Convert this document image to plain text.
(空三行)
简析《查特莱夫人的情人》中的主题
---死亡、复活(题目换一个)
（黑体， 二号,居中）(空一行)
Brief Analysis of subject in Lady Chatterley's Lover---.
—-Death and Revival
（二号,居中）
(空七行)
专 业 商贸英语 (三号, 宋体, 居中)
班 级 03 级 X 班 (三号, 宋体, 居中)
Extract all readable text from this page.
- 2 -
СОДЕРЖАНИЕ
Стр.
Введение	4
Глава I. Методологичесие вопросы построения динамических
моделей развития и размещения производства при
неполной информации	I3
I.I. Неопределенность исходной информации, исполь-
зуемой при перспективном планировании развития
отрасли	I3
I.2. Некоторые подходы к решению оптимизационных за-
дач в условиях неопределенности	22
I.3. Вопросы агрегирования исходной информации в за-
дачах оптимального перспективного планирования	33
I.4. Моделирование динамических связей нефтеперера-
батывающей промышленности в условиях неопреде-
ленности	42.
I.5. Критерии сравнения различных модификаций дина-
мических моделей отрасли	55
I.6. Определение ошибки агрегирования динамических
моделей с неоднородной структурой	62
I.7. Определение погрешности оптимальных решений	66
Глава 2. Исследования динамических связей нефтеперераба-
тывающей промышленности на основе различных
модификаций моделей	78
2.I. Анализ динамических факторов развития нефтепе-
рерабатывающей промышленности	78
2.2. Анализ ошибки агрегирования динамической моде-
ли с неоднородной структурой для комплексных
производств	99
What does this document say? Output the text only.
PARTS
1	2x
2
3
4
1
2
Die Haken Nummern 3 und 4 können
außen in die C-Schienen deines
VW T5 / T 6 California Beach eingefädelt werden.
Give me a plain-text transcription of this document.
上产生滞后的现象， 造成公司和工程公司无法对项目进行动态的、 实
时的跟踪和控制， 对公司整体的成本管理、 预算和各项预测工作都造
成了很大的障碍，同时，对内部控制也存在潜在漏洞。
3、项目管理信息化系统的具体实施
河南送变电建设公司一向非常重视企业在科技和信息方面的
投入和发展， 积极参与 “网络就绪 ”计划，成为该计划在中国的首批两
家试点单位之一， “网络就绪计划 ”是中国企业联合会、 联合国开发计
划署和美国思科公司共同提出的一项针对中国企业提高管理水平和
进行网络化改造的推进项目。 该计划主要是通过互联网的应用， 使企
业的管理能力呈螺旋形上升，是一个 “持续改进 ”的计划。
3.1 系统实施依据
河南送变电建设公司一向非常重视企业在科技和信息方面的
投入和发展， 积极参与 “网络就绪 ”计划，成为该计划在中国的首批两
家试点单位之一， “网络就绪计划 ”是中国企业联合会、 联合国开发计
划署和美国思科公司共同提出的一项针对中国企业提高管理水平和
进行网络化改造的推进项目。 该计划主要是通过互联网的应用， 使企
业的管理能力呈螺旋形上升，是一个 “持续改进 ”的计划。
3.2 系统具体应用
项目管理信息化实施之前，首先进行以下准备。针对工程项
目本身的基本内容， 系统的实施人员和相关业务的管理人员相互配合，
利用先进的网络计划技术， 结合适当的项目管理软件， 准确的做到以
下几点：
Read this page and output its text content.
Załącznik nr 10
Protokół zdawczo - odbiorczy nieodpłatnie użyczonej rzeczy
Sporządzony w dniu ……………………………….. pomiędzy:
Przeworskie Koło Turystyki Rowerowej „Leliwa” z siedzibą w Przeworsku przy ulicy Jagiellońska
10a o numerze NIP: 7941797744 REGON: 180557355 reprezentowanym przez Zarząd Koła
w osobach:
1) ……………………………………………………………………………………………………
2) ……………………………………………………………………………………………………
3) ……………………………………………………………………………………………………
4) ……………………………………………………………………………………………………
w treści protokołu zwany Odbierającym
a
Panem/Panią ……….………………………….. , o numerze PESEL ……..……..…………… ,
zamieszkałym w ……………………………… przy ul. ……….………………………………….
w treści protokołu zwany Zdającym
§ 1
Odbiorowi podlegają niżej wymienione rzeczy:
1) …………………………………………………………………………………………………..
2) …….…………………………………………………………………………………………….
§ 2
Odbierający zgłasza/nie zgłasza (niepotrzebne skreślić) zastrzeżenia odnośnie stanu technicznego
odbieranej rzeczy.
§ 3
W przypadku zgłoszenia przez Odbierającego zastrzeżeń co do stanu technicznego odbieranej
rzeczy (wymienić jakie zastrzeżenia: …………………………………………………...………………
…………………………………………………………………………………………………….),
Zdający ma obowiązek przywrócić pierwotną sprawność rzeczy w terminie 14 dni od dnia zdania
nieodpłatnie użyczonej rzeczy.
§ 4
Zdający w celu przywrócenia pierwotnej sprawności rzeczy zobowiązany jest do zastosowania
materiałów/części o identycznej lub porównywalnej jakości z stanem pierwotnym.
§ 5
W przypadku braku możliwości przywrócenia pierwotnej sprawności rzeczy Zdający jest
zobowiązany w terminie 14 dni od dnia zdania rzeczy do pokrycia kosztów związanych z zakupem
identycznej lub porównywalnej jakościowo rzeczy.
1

__OBJECTIVE__
Copy all the lines, exactly.

__FINAL RESULT__
Convert this document image to plain text.
(空三行)
简析《查特莱夫人的情人》中的主题
---死亡、复活(题目换一个)
（黑体， 二号,居中）(空一行)
Brief Analysis of subject in Lady Chatterley's Lover---.
—-Death and Revival
（二号,居中）
(空七行)
专 业 商贸英语 (三号, 宋体, 居中)
班 级 03 级 X 班 (三号, 宋体, 居中)
Extract all readable text from this page.
- 2 -
СОДЕРЖАНИЕ
Стр.
Введение	4
Глава I. Методологичесие вопросы построения динамических
моделей развития и размещения производства при
неполной информации	I3
I.I. Неопределенность исходной информации, исполь-
зуемой при перспективном планировании развития
отрасли	I3
I.2. Некоторые подходы к решению оптимизационных за-
дач в условиях неопределенности	22
I.3. Вопросы агрегирования исходной информации в за-
дачах оптимального перспективного планирования	33
I.4. Моделирование динамических связей нефтеперера-
батывающей промышленности в условиях неопреде-
ленности	42.
I.5. Критерии сравнения различных модификаций дина-
мических моделей отрасли	55
I.6. Определение ошибки агрегирования динамических
моделей с неоднородной структурой	62
I.7. Определение погрешности оптимальных решений	66
Глава 2. Исследования динамических связей нефтеперераба-
тывающей промышленности на основе различных
модификаций моделей	78
2.I. Анализ динамических факторов развития нефтепе-
рерабатывающей промышленности	78
2.2. Анализ ошибки агрегирования динамической моде-
ли с неоднородной структурой для комплексных
производств	99
What does this document say? Output the text only.
PARTS
1	2x
2
3
4
1
2
Die Haken Nummern 3 und 4 können
außen in die C-Schienen deines
VW T5 / T 6 California Beach eingefädelt werden.
Give me a plain-text transcription of this document.
上产生滞后的现象， 造成公司和工程公司无法对项目进行动态的、 实
时的跟踪和控制， 对公司整体的成本管理、 预算和各项预测工作都造
成了很大的障碍，同时，对内部控制也存在潜在漏洞。
3、项目管理信息化系统的具体实施
河南送变电建设公司一向非常重视企业在科技和信息方面的
投入和发展， 积极参与 “网络就绪 ”计划，成为该计划在中国的首批两
家试点单位之一， “网络就绪计划 ”是中国企业联合会、 联合国开发计
划署和美国思科公司共同提出的一项针对中国企业提高管理水平和
进行网络化改造的推进项目。 该计划主要是通过互联网的应用， 使企
业的管理能力呈螺旋形上升，是一个 “持续改进 ”的计划。
3.1 系统实施依据
河南送变电建设公司一向非常重视企业在科技和信息方面的
投入和发展， 积极参与 “网络就绪 ”计划，成为该计划在中国的首批两
家试点单位之一， “网络就绪计划 ”是中国企业联合会、 联合国开发计
划署和美国思科公司共同提出的一项针对中国企业提高管理水平和
进行网络化改造的推进项目。 该计划主要是通过互联网的应用， 使企
业的管理能力呈螺旋形上升，是一个 “持续改进 ”的计划。
3.2 系统具体应用
项目管理信息化实施之前，首先进行以下准备。针对工程项
目本身的基本内容， 系统的实施人员和相关业务的管理人员相互配合，
利用先进的网络计划技术， 结合适当的项目管理软件， 准确的做到以
下几点：
Read this page and output its text content.
Załącznik nr 10
Protokół zdawczo - odbiorczy nieodpłatnie użyczonej rzeczy
Sporządzony w dniu ……………………………….. pomiędzy:
Przeworskie Koło Turystyki Rowerowej „Leliwa” z siedzibą w Przeworsku przy ulicy Jagiellońska
10a o numerze NIP: 7941797744 REGON: 180557355 reprezentowanym przez Zarząd Koła
w osobach:
1) ……………………………………………………………………………………………………
2) ……………………………………………………………………………………………………
3) ……………………………………………………………………………………………………
4) ……………………………………………………………………………………………………
w treści protokołu zwany Odbierającym
a
Panem/Panią ……….………………………….. , o numerze PESEL ……..……..…………… ,
zamieszkałym w ……………………………… przy ul. ……….………………………………….
w treści protokołu zwany Zdającym
§ 1
Odbiorowi podlegają niżej wymienione rzeczy:
1) …………………………………………………………………………………………………..
2) …….…………………………………………………………………………………………….
§ 2
Odbierający zgłasza/nie zgłasza (niepotrzebne skreślić) zastrzeżenia odnośnie stanu technicznego
odbieranej rzeczy.
§ 3
W przypadku zgłoszenia przez Odbierającego zastrzeżeń co do stanu technicznego odbieranej
rzeczy (wymienić jakie zastrzeżenia: …………………………………………………...………………
…………………………………………………………………………………………………….),
Zdający ma obowiązek przywrócić pierwotną sprawność rzeczy w terminie 14 dni od dnia zdania
nieodpłatnie użyczonej rzeczy.
§ 4
Zdający w celu przywrócenia pierwotnej sprawności rzeczy zobowiązany jest do zastosowania
materiałów/części o identycznej lub porównywalnej jakości z stanem pierwotnym.
§ 5
W przypadku braku możliwości przywrócenia pierwotnej sprawności rzeczy Zdający jest
zobowiązany w terminie 14 dni od dnia zdania rzeczy do pokrycia kosztów związanych z zakupem
identycznej lub porównywalnej jakościowo rzeczy.
1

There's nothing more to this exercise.